▶ _DATA EXCERPTS_:
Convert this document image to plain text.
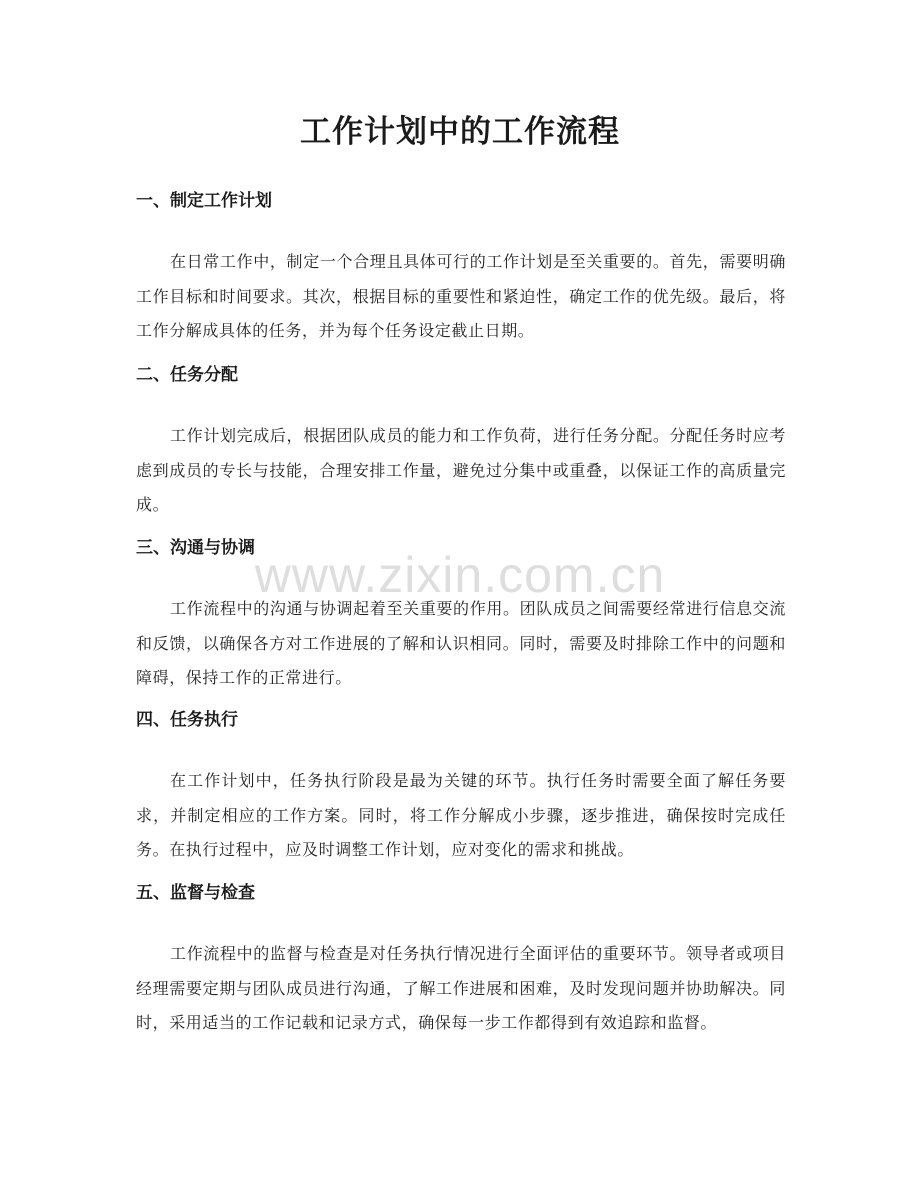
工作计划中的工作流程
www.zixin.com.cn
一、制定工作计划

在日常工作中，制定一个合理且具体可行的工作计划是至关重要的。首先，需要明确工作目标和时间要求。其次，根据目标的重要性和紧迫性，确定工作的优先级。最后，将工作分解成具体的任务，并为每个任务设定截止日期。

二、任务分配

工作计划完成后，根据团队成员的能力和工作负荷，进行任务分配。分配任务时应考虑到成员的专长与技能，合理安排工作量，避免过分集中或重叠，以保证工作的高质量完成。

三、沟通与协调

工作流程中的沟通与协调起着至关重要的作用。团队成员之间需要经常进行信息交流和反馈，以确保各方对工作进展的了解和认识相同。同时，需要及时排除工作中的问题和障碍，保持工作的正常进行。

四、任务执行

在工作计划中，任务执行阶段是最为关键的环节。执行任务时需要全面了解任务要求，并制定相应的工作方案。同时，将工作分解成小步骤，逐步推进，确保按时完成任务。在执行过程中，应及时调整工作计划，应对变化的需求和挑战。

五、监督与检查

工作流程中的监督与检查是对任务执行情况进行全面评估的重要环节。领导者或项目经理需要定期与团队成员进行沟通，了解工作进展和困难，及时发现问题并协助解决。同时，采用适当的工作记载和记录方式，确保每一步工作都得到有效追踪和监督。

---

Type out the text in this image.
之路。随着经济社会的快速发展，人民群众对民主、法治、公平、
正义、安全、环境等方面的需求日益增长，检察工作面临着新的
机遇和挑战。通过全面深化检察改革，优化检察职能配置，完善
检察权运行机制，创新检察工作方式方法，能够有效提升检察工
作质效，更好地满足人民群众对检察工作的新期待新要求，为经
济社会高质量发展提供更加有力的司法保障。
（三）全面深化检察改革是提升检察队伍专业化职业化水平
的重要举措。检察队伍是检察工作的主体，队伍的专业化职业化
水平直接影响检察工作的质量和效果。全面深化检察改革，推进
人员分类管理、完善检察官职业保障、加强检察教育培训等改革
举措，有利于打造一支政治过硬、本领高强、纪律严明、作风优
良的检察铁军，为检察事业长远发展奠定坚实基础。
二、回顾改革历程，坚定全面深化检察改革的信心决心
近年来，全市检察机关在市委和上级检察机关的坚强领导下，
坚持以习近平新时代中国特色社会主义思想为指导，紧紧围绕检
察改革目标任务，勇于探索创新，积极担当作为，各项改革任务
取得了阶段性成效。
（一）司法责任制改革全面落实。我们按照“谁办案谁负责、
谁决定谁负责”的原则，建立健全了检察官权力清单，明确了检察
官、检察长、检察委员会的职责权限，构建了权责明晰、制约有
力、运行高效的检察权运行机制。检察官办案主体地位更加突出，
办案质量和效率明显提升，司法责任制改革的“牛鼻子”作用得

---

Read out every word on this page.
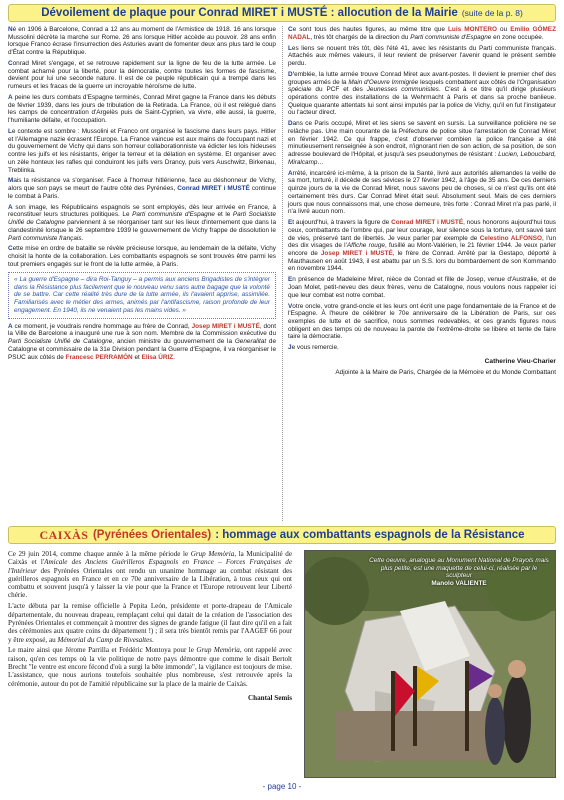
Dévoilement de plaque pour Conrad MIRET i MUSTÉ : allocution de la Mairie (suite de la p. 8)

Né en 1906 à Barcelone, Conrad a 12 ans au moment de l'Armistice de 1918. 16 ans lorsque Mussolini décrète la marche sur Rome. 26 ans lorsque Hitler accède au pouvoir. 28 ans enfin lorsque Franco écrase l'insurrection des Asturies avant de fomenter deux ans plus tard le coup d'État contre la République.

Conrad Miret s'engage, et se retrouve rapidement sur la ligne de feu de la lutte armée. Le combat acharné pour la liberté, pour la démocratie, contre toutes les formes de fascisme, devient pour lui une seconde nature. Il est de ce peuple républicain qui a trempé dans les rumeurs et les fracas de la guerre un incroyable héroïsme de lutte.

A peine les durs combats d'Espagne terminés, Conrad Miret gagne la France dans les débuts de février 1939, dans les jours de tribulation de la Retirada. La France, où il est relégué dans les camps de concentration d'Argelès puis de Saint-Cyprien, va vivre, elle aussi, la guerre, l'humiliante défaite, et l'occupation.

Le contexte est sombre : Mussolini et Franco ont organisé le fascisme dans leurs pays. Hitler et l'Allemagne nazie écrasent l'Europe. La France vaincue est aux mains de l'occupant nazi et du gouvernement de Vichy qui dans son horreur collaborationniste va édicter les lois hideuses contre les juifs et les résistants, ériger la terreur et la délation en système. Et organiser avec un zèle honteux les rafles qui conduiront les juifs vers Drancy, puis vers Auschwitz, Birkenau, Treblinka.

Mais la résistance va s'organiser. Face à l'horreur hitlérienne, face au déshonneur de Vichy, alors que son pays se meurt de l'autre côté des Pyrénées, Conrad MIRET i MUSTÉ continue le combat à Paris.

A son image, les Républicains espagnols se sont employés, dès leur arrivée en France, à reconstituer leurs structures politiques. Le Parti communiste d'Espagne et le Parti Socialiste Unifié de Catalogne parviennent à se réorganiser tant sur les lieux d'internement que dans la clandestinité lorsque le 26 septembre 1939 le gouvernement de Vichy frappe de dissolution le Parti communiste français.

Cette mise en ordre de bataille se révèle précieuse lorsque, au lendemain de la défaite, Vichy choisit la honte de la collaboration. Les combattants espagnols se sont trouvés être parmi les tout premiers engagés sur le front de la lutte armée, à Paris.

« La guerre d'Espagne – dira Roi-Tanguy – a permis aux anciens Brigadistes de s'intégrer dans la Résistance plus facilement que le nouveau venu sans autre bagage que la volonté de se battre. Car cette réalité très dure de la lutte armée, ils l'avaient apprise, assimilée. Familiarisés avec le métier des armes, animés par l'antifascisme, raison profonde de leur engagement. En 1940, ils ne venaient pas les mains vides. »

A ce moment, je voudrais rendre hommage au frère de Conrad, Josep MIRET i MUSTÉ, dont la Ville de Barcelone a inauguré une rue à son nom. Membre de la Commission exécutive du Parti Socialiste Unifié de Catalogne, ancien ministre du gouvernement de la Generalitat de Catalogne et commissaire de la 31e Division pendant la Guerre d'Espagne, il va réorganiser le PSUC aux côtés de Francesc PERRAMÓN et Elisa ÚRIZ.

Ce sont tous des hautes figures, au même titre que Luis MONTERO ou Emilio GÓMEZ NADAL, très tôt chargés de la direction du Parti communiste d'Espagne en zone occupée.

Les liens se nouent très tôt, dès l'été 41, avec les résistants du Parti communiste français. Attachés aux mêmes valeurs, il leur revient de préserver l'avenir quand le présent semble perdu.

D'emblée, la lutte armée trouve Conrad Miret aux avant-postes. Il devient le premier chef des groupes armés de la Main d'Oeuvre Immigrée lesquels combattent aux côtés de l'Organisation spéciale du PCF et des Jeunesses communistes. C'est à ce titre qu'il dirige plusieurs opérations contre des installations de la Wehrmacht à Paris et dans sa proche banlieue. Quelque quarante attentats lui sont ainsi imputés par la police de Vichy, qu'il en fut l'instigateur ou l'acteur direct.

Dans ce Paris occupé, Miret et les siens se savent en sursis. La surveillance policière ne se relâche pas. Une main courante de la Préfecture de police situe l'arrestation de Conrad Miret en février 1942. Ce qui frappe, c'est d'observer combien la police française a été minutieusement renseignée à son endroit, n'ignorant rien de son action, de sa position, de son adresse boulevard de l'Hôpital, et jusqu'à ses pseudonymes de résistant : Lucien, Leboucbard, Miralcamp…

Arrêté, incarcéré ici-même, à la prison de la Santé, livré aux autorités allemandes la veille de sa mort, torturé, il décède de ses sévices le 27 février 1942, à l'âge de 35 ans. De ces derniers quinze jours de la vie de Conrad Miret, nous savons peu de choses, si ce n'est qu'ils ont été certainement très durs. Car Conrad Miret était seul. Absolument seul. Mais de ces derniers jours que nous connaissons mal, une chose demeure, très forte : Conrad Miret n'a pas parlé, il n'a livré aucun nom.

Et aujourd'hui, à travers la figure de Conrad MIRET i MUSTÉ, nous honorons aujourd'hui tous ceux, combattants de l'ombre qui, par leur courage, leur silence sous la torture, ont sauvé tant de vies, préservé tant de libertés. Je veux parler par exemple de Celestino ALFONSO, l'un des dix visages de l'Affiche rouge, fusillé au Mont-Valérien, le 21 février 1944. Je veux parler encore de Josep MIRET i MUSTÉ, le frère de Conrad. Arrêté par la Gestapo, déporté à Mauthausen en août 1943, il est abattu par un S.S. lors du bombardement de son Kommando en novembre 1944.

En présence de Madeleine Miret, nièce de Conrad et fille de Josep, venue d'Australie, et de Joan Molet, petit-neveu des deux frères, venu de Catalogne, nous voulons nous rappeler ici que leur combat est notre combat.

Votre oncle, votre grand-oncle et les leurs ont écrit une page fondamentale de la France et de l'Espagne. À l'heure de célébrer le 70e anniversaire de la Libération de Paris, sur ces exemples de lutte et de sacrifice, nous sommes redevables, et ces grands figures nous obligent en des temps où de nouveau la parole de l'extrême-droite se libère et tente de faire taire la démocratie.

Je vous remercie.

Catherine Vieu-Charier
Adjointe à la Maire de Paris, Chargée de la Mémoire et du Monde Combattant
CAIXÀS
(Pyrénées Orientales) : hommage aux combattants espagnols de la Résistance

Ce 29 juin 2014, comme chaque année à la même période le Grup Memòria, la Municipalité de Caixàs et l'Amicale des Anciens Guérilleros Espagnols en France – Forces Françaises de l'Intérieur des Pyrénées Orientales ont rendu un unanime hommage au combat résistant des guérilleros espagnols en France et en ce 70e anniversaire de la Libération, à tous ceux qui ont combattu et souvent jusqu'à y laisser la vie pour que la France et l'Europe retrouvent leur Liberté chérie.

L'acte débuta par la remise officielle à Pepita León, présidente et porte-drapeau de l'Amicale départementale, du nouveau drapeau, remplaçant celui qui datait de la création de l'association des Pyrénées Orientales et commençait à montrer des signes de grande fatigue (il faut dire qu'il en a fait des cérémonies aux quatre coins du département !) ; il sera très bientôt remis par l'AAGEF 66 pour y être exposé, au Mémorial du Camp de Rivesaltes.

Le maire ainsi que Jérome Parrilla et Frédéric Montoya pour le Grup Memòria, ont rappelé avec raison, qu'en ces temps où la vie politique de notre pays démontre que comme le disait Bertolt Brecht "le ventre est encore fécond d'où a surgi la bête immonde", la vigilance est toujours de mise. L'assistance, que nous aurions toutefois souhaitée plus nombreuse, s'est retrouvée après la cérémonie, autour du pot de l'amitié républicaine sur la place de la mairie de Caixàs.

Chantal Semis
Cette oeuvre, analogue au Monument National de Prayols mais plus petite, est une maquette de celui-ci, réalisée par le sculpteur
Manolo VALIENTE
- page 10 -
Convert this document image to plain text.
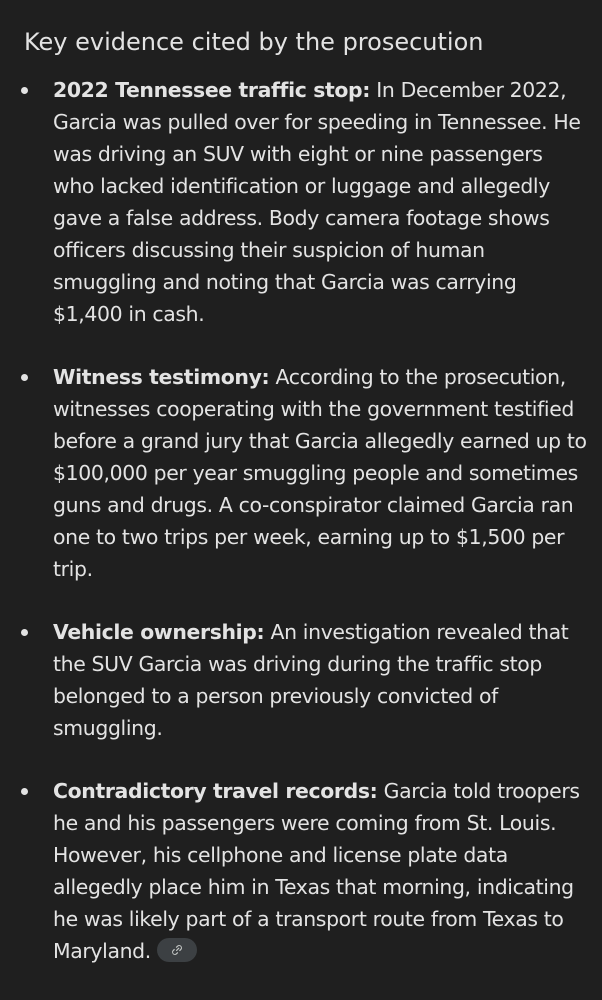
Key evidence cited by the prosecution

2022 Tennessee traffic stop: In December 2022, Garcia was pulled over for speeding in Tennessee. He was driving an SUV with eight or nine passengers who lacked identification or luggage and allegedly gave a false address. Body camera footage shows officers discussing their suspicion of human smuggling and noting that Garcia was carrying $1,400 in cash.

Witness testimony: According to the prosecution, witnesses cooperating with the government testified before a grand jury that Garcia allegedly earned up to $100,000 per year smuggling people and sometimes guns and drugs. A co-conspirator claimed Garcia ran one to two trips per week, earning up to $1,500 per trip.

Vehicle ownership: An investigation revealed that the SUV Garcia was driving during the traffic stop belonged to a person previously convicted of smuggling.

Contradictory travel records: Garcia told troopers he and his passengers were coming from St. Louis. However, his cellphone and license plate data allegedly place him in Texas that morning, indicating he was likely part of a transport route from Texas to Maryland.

▶ _CHALLENGE_:
Identify and list each line with the word "Libération".

▶ _OUTPUT FOR THIS TASK_:
Votre oncle, votre grand-oncle et les leurs ont écrit une page fondamentale de la France et de l'Espagne. À l'heure de célébrer le 70e anniversaire de la Libération de Paris, sur ces exemples de lutte et de sacrifice, nous sommes redevables, et ces grands figures nous obligent en des temps où de nouveau la parole de l'extrême-droite se libère et tente de faire taire la démocratie.
Ce 29 juin 2014, comme chaque année à la même période le Grup Memòria, la Municipalité de Caixàs et l'Amicale des Anciens Guérilleros Espagnols en France – Forces Françaises de l'Intérieur des Pyrénées Orientales ont rendu un unanime hommage au combat résistant des guérilleros espagnols en France et en ce 70e anniversaire de la Libération, à tous ceux qui ont combattu et souvent jusqu'à y laisser la vie pour que la France et l'Europe retrouvent leur Liberté chérie.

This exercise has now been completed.